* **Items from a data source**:
+++
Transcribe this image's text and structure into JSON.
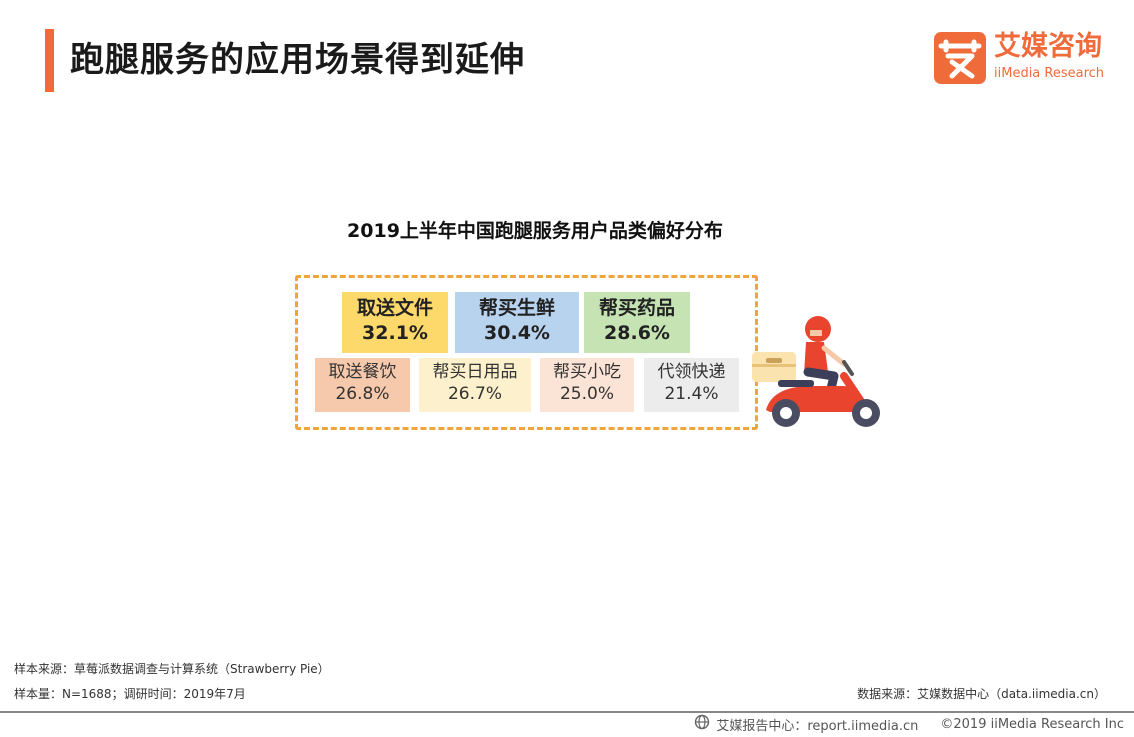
{
  "header": {
    "title": "跑腿服务的应用场景得到延伸",
    "logo_cn": "艾媒咨询",
    "logo_en": "iiMedia Research"
  },
  "chart_data": {
    "type": "table",
    "title": "2019上半年中国跑腿服务用户品类偏好分布",
    "unit": "%",
    "categories": [
      "取送文件",
      "帮买生鲜",
      "帮买药品",
      "取送餐饮",
      "帮买日用品",
      "帮买小吃",
      "代领快递"
    ],
    "values": [
      32.1,
      30.4,
      28.6,
      26.8,
      26.7,
      25.0,
      21.4
    ],
    "value_labels": [
      "32.1%",
      "30.4%",
      "28.6%",
      "26.8%",
      "26.7%",
      "25.0%",
      "21.4%"
    ],
    "colors": [
      "#fdd96b",
      "#b7d3ee",
      "#c6e3b3",
      "#f6c9ac",
      "#fdf0cc",
      "#fbe4d6",
      "#ececec"
    ]
  },
  "footer": {
    "source": "样本来源：草莓派数据调查与计算系统（Strawberry Pie）",
    "sample": "样本量：N=1688；调研时间：2019年7月",
    "data_source": "数据来源：艾媒数据中心（data.iimedia.cn）",
    "report_center": "艾媒报告中心：report.iimedia.cn",
    "copyright": "©2019  iiMedia Research  Inc"
  },
  "colors": {
    "accent": "#f06b3a",
    "frame": "#f0a43a"
  },
  "icons": {
    "logo": "iimedia-logo-icon",
    "scooter": "delivery-scooter-icon",
    "globe": "globe-icon"
  }
}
+++
Your copy of the data should match it exactly, except that pictures are left out.

* **OUTPUT FOR THIS TASK**:
Transcribe this image's text and structure into JSON.
{
  "header": {
    "title": "跑腿服务的应用场景得到延伸",
    "logo_cn": "艾媒咨询",
    "logo_en": "iiMedia Research"
  },
  "chart_data": {
    "type": "table",
    "title": "2019上半年中国跑腿服务用户品类偏好分布",
    "unit": "%",
    "categories": [
      "取送文件",
      "帮买生鲜",
      "帮买药品",
      "取送餐饮",
      "帮买日用品",
      "帮买小吃",
      "代领快递"
    ],
    "values": [
      32.1,
      30.4,
      28.6,
      26.8,
      26.7,
      25.0,
      21.4
    ],
    "value_labels": [
      "32.1%",
      "30.4%",
      "28.6%",
      "26.8%",
      "26.7%",
      "25.0%",
      "21.4%"
    ],
    "colors": [
      "#fdd96b",
      "#b7d3ee",
      "#c6e3b3",
      "#f6c9ac",
      "#fdf0cc",
      "#fbe4d6",
      "#ececec"
    ]
  },
  "footer": {
    "source": "样本来源：草莓派数据调查与计算系统（Strawberry Pie）",
    "sample": "样本量：N=1688；调研时间：2019年7月",
    "data_source": "数据来源：艾媒数据中心（data.iimedia.cn）",
    "report_center": "艾媒报告中心：report.iimedia.cn",
    "copyright": "©2019  iiMedia Research  Inc"
  },
  "colors": {
    "accent": "#f06b3a",
    "frame": "#f0a43a"
  },
  "icons": {
    "logo": "iimedia-logo-icon",
    "scooter": "delivery-scooter-icon",
    "globe": "globe-icon"
  }
}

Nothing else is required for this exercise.